The problem: Reproduce every line from the start of the records down through the line containing "day-info: Sunrise: 7:26".

(Rows from a dataset)
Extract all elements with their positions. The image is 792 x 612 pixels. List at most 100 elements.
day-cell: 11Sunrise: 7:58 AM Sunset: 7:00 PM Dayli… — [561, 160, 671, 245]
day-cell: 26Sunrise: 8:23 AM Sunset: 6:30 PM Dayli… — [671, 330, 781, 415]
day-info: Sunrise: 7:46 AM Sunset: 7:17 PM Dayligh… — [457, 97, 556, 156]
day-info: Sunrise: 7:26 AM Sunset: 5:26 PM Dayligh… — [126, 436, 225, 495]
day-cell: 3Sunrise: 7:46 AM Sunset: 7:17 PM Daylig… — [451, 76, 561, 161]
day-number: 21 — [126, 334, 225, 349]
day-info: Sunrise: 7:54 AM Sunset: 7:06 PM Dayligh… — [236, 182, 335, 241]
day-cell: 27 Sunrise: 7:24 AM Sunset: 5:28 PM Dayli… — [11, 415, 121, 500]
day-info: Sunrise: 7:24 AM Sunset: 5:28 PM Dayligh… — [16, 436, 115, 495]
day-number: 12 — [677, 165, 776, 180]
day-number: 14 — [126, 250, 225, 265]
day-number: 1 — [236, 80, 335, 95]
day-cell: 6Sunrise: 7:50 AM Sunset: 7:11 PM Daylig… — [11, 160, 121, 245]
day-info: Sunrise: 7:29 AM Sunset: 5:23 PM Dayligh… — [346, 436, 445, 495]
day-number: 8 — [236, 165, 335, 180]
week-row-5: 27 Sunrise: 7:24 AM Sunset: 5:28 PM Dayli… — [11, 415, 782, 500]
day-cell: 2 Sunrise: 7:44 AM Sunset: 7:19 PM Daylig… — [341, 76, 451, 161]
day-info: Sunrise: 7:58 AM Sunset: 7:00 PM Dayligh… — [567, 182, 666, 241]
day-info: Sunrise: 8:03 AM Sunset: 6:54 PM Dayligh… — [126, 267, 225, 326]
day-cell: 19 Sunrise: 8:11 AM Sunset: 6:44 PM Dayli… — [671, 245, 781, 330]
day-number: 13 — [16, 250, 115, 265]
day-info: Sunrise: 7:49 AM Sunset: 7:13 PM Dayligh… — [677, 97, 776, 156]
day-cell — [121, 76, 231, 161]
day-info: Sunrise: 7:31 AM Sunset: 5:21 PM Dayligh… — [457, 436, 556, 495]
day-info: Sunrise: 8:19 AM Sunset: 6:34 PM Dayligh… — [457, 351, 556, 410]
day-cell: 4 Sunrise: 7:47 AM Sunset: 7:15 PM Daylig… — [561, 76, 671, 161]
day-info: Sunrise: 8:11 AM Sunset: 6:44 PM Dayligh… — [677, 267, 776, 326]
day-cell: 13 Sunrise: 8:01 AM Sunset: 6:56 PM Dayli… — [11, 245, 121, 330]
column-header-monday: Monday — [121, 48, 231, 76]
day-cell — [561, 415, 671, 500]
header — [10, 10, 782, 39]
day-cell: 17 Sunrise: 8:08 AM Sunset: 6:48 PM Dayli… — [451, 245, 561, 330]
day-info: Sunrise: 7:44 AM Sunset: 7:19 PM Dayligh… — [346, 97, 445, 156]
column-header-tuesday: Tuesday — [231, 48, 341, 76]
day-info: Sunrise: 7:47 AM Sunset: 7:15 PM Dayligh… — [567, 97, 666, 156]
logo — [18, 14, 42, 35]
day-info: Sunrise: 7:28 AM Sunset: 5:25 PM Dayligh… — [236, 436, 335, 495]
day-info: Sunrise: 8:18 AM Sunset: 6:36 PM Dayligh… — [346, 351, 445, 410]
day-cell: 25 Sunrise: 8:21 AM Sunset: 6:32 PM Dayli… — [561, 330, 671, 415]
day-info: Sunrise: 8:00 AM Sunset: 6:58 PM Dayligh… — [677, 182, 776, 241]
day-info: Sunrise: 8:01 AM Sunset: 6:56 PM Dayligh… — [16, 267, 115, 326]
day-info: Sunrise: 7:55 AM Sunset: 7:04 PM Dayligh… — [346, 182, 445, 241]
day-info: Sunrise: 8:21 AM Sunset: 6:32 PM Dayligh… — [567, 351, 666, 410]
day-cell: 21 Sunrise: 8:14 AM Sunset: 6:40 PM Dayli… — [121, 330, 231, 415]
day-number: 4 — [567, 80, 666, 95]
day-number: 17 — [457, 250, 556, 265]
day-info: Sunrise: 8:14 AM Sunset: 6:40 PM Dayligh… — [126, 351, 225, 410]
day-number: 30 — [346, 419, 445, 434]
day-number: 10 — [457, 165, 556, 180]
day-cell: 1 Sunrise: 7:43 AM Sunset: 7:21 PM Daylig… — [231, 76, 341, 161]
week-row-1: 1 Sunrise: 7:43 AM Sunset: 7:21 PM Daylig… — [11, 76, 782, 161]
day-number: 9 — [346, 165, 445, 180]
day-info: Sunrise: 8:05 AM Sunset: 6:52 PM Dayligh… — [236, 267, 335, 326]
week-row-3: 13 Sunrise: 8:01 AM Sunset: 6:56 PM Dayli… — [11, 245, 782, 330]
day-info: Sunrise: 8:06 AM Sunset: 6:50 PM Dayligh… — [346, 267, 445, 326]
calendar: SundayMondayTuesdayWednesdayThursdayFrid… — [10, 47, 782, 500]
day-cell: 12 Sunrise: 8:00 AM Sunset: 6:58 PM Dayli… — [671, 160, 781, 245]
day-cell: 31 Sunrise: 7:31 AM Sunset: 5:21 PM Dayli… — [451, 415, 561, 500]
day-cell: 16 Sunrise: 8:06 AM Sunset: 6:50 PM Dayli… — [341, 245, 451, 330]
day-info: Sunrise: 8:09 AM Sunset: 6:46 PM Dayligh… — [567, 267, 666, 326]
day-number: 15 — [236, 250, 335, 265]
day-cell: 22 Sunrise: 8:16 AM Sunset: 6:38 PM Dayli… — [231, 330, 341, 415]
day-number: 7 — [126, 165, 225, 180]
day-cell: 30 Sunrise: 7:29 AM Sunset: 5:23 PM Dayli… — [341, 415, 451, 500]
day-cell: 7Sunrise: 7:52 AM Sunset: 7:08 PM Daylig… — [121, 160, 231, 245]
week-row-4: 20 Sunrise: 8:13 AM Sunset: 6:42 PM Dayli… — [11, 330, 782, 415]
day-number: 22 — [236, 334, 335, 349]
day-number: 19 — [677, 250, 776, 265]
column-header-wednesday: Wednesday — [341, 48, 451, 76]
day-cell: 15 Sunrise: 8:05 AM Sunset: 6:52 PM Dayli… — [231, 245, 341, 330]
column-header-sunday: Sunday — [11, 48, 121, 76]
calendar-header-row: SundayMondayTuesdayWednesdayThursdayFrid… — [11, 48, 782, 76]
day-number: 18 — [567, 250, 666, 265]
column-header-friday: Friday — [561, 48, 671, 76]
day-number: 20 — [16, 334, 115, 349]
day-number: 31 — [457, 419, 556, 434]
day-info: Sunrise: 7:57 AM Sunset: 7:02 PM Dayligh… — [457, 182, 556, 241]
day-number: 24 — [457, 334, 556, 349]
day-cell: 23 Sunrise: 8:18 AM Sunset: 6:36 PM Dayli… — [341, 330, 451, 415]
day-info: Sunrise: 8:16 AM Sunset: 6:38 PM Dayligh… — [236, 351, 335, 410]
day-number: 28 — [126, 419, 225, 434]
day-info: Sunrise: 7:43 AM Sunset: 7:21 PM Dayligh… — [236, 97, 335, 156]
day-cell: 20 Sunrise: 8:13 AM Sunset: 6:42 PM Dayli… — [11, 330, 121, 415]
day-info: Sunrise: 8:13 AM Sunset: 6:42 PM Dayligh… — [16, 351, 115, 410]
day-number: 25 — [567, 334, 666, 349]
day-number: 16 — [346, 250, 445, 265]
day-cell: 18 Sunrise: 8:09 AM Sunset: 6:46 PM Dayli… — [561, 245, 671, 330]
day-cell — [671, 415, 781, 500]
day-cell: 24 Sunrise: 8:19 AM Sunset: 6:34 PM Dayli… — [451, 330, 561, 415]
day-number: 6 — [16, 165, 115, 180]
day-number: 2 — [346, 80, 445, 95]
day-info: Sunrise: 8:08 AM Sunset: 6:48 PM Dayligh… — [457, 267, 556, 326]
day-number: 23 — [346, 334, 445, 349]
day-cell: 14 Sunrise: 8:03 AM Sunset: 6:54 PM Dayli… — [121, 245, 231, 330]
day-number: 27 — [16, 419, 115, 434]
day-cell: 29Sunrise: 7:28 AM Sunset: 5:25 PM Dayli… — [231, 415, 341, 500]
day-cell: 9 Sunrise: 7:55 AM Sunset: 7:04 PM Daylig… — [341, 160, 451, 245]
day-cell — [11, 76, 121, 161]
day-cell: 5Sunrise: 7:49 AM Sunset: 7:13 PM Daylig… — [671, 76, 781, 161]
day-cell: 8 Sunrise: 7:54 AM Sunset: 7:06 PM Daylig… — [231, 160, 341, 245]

Output of the task:
Extract all elements with their positions. The image is 792 x 612 pixels. List at most 100 elements.
day-cell: 11Sunrise: 7:58 AM Sunset: 7:00 PM Dayli… — [561, 160, 671, 245]
day-cell: 26Sunrise: 8:23 AM Sunset: 6:30 PM Dayli… — [671, 330, 781, 415]
day-info: Sunrise: 7:46 AM Sunset: 7:17 PM Dayligh… — [457, 97, 556, 156]
day-info: Sunrise: 7:26 AM Sunset: 5:26 PM Dayligh… — [126, 436, 225, 495]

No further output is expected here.